Task statement
Each line should be copied exactly.

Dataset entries
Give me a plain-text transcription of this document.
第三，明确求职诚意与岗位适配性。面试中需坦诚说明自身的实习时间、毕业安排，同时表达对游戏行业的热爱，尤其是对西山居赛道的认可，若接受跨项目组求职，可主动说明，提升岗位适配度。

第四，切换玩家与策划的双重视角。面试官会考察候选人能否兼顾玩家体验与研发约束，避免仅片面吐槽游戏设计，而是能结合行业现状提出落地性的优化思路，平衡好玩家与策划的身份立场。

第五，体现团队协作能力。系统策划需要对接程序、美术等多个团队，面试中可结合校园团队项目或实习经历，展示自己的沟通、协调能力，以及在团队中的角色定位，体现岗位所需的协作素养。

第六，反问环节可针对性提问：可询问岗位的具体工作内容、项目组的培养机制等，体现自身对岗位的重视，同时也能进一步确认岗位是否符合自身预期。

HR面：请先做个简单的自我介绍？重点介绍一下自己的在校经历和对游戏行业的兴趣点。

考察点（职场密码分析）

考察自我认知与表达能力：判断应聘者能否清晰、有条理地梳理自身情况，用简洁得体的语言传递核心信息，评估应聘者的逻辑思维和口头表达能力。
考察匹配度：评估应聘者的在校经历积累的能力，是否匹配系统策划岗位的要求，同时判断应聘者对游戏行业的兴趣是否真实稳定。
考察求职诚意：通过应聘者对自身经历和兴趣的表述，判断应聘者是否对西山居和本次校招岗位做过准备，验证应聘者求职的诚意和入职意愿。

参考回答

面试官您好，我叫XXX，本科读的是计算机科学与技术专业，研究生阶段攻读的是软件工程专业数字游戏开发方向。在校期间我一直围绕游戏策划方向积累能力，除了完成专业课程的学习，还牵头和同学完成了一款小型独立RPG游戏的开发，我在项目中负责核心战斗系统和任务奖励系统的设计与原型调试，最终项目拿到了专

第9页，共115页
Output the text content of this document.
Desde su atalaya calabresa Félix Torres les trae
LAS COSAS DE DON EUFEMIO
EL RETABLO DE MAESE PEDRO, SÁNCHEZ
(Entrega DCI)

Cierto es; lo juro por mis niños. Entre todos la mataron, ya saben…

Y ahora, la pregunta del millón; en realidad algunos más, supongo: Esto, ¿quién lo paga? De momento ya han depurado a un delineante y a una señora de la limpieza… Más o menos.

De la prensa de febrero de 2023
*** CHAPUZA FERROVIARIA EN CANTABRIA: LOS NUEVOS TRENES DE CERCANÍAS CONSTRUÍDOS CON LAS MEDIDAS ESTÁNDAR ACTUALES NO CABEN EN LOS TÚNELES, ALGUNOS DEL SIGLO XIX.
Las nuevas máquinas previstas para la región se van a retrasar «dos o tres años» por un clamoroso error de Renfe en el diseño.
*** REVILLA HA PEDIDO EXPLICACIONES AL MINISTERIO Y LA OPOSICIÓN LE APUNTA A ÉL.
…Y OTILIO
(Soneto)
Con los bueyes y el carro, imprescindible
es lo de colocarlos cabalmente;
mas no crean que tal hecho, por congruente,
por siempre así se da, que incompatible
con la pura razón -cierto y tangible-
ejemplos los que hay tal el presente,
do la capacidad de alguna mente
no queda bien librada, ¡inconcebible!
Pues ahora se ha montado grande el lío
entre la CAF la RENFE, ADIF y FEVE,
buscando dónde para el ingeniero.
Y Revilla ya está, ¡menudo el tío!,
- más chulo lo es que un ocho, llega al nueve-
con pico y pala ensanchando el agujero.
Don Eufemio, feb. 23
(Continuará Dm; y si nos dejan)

Exercise answer
Give me a plain-text transcription of this document.
第三，明确求职诚意与岗位适配性。面试中需坦诚说明自身的实习时间、毕业安排，同时表达对游戏行业的热爱，尤其是对西山居赛道的认可，若接受跨项目组求职，可主动说明，提升岗位适配度。

第四，切换玩家与策划的双重视角。面试官会考察候选人能否兼顾玩家体验与研发约束，避免仅片面吐槽游戏设计，而是能结合行业现状提出落地性的优化思路，平衡好玩家与策划的身份立场。

第五，体现团队协作能力。系统策划需要对接程序、美术等多个团队，面试中可结合校园团队项目或实习经历，展示自己的沟通、协调能力，以及在团队中的角色定位，体现岗位所需的协作素养。

第六，反问环节可针对性提问：可询问岗位的具体工作内容、项目组的培养机制等，体现自身对岗位的重视，同时也能进一步确认岗位是否符合自身预期。

HR面：请先做个简单的自我介绍？重点介绍一下自己的在校经历和对游戏行业的兴趣点。

考察点（职场密码分析）

考察自我认知与表达能力：判断应聘者能否清晰、有条理地梳理自身情况，用简洁得体的语言传递核心信息，评估应聘者的逻辑思维和口头表达能力。
考察匹配度：评估应聘者的在校经历积累的能力，是否匹配系统策划岗位的要求，同时判断应聘者对游戏行业的兴趣是否真实稳定。
考察求职诚意：通过应聘者对自身经历和兴趣的表述，判断应聘者是否对西山居和本次校招岗位做过准备，验证应聘者求职的诚意和入职意愿。

参考回答

面试官您好，我叫XXX，本科读的是计算机科学与技术专业，研究生阶段攻读的是软件工程专业数字游戏开发方向。在校期间我一直围绕游戏策划方向积累能力，除了完成专业课程的学习，还牵头和同学完成了一款小型独立RPG游戏的开发，我在项目中负责核心战斗系统和任务奖励系统的设计与原型调试，最终项目拿到了专

第9页，共115页
Output the text content of this document.
Desde su atalaya calabresa Félix Torres les trae
LAS COSAS DE DON EUFEMIO
EL RETABLO DE MAESE PEDRO, SÁNCHEZ
(Entrega DCI)

Cierto es; lo juro por mis niños. Entre todos la mataron, ya saben…

Y ahora, la pregunta del millón; en realidad algunos más, supongo: Esto, ¿quién lo paga? De momento ya han depurado a un delineante y a una señora de la limpieza… Más o menos.

De la prensa de febrero de 2023
*** CHAPUZA FERROVIARIA EN CANTABRIA: LOS NUEVOS TRENES DE CERCANÍAS CONSTRUÍDOS CON LAS MEDIDAS ESTÁNDAR ACTUALES NO CABEN EN LOS TÚNELES, ALGUNOS DEL SIGLO XIX.
Las nuevas máquinas previstas para la región se van a retrasar «dos o tres años» por un clamoroso error de Renfe en el diseño.
*** REVILLA HA PEDIDO EXPLICACIONES AL MINISTERIO Y LA OPOSICIÓN LE APUNTA A ÉL.
…Y OTILIO
(Soneto)
Con los bueyes y el carro, imprescindible
es lo de colocarlos cabalmente;
mas no crean que tal hecho, por congruente,
por siempre así se da, que incompatible
con la pura razón -cierto y tangible-
ejemplos los que hay tal el presente,
do la capacidad de alguna mente
no queda bien librada, ¡inconcebible!
Pues ahora se ha montado grande el lío
entre la CAF la RENFE, ADIF y FEVE,
buscando dónde para el ingeniero.
Y Revilla ya está, ¡menudo el tío!,
- más chulo lo es que un ocho, llega al nueve-
con pico y pala ensanchando el agujero.
Don Eufemio, feb. 23
(Continuará Dm; y si nos dejan)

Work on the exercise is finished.